▶ [WHAT TO DO]: Pictures aside, write out every record exactly as it appears.

(Figure record listings)
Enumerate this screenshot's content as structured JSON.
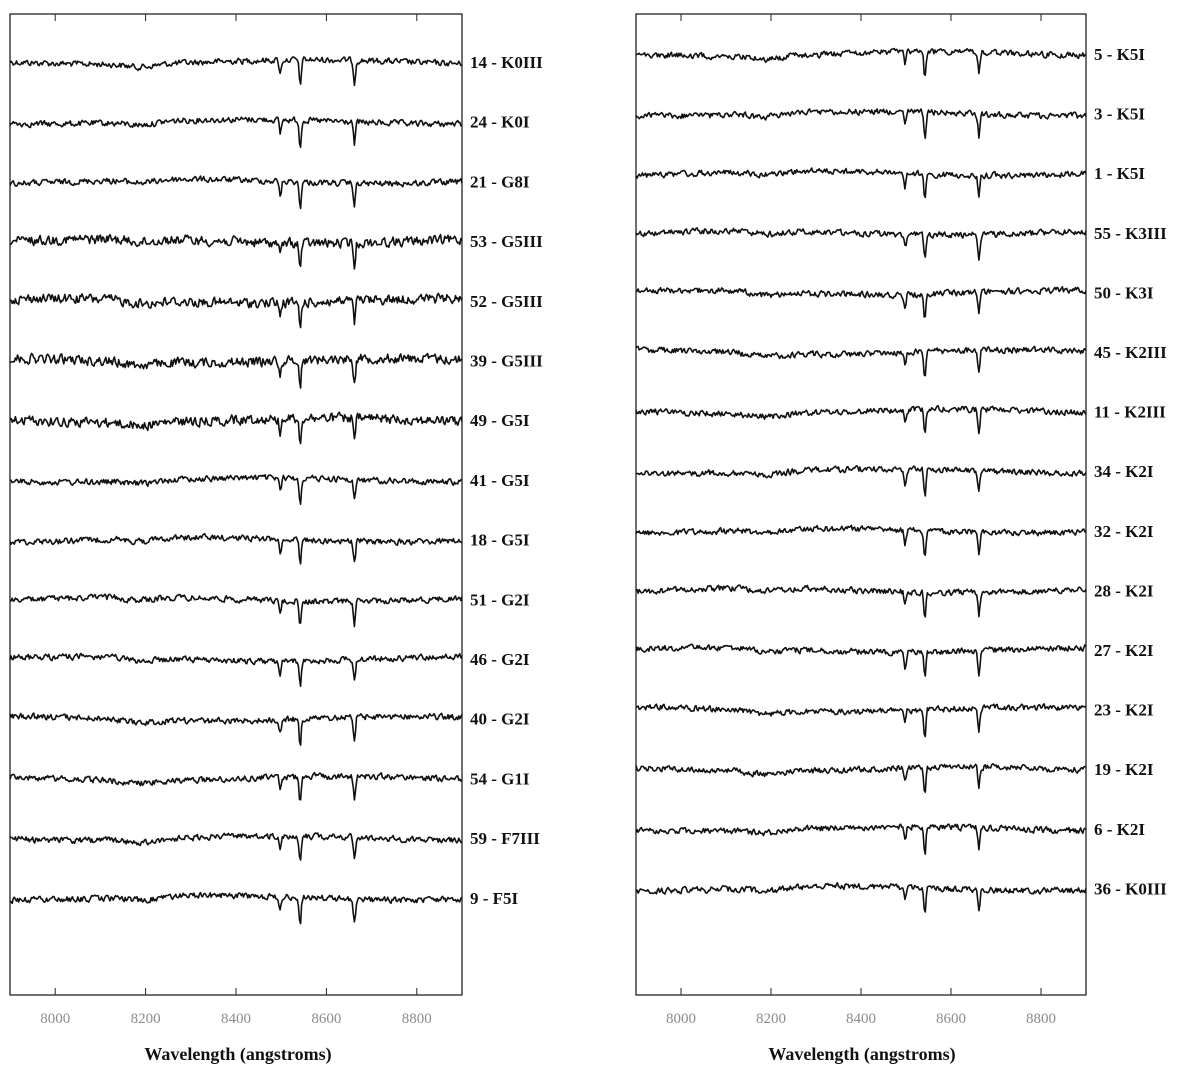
{
  "chart_data": [
    {
      "type": "line",
      "title": "",
      "xlabel": "Wavelength (angstroms)",
      "ylabel": "",
      "xlim": [
        7900,
        8900
      ],
      "xticks": [
        8000,
        8200,
        8400,
        8600,
        8800
      ],
      "grid": false,
      "legend": "none (each spectrum labeled at right)",
      "spectral_features": [
        8498,
        8542,
        8662
      ],
      "series": [
        {
          "name": "14 - K0III"
        },
        {
          "name": "24 - K0I"
        },
        {
          "name": "21 - G8I"
        },
        {
          "name": "53 - G5III"
        },
        {
          "name": "52 - G5III"
        },
        {
          "name": "39 - G5III"
        },
        {
          "name": "49 - G5I"
        },
        {
          "name": "41 - G5I"
        },
        {
          "name": "18 - G5I"
        },
        {
          "name": "51 - G2I"
        },
        {
          "name": "46 - G2I"
        },
        {
          "name": "40 - G2I"
        },
        {
          "name": "54 - G1I"
        },
        {
          "name": "59 - F7III"
        },
        {
          "name": "9 - F5I"
        }
      ]
    },
    {
      "type": "line",
      "title": "",
      "xlabel": "Wavelength (angstroms)",
      "ylabel": "",
      "xlim": [
        7900,
        8900
      ],
      "xticks": [
        8000,
        8200,
        8400,
        8600,
        8800
      ],
      "grid": false,
      "legend": "none (each spectrum labeled at right)",
      "spectral_features": [
        8498,
        8542,
        8662
      ],
      "series": [
        {
          "name": "5 - K5I"
        },
        {
          "name": "3 - K5I"
        },
        {
          "name": "1 - K5I"
        },
        {
          "name": "55 - K3III"
        },
        {
          "name": "50 - K3I"
        },
        {
          "name": "45 - K2III"
        },
        {
          "name": "11 - K2III"
        },
        {
          "name": "34 - K2I"
        },
        {
          "name": "32 - K2I"
        },
        {
          "name": "28 - K2I"
        },
        {
          "name": "27 - K2I"
        },
        {
          "name": "23 - K2I"
        },
        {
          "name": "19 - K2I"
        },
        {
          "name": "6 - K2I"
        },
        {
          "name": "36 - K0III"
        }
      ]
    }
  ]
}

▶ [PROBLEM SOLUTION]:
Enumerate this screenshot's content as structured JSON.
{
  "chart_data": [
    {
      "type": "line",
      "title": "",
      "xlabel": "Wavelength (angstroms)",
      "ylabel": "",
      "xlim": [
        7900,
        8900
      ],
      "xticks": [
        8000,
        8200,
        8400,
        8600,
        8800
      ],
      "grid": false,
      "legend": "none (each spectrum labeled at right)",
      "spectral_features": [
        8498,
        8542,
        8662
      ],
      "series": [
        {
          "name": "14 - K0III"
        },
        {
          "name": "24 - K0I"
        },
        {
          "name": "21 - G8I"
        },
        {
          "name": "53 - G5III"
        },
        {
          "name": "52 - G5III"
        },
        {
          "name": "39 - G5III"
        },
        {
          "name": "49 - G5I"
        },
        {
          "name": "41 - G5I"
        },
        {
          "name": "18 - G5I"
        },
        {
          "name": "51 - G2I"
        },
        {
          "name": "46 - G2I"
        },
        {
          "name": "40 - G2I"
        },
        {
          "name": "54 - G1I"
        },
        {
          "name": "59 - F7III"
        },
        {
          "name": "9 - F5I"
        }
      ]
    },
    {
      "type": "line",
      "title": "",
      "xlabel": "Wavelength (angstroms)",
      "ylabel": "",
      "xlim": [
        7900,
        8900
      ],
      "xticks": [
        8000,
        8200,
        8400,
        8600,
        8800
      ],
      "grid": false,
      "legend": "none (each spectrum labeled at right)",
      "spectral_features": [
        8498,
        8542,
        8662
      ],
      "series": [
        {
          "name": "5 - K5I"
        },
        {
          "name": "3 - K5I"
        },
        {
          "name": "1 - K5I"
        },
        {
          "name": "55 - K3III"
        },
        {
          "name": "50 - K3I"
        },
        {
          "name": "45 - K2III"
        },
        {
          "name": "11 - K2III"
        },
        {
          "name": "34 - K2I"
        },
        {
          "name": "32 - K2I"
        },
        {
          "name": "28 - K2I"
        },
        {
          "name": "27 - K2I"
        },
        {
          "name": "23 - K2I"
        },
        {
          "name": "19 - K2I"
        },
        {
          "name": "6 - K2I"
        },
        {
          "name": "36 - K0III"
        }
      ]
    }
  ]
}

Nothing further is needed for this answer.